**What is expected**
Copy, from the entries below, each line in which the string "зоны" appears.

-- START Records supplied --

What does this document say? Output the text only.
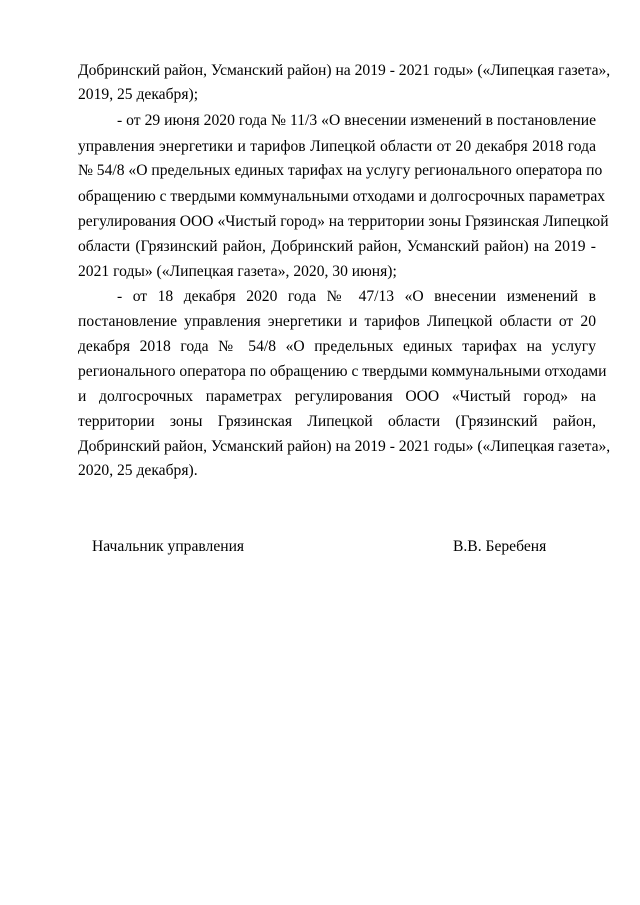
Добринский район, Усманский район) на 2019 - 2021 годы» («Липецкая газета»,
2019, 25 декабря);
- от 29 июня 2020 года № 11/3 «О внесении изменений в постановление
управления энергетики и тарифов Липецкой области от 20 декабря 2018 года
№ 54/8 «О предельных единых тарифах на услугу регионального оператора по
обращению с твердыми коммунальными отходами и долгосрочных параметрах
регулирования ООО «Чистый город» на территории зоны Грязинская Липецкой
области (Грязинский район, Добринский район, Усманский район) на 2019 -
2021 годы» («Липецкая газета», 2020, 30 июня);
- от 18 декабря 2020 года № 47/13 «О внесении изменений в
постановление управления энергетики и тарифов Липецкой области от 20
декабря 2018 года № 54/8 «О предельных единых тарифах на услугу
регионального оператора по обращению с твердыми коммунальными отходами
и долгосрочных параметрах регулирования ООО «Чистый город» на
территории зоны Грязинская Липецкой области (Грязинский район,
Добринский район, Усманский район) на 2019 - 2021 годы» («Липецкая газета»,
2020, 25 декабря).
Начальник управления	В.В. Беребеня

-- END Records supplied --

**Solution for this problem**
регулирования ООО «Чистый город» на территории зоны Грязинская Липецкой
территории зоны Грязинская Липецкой области (Грязинский район,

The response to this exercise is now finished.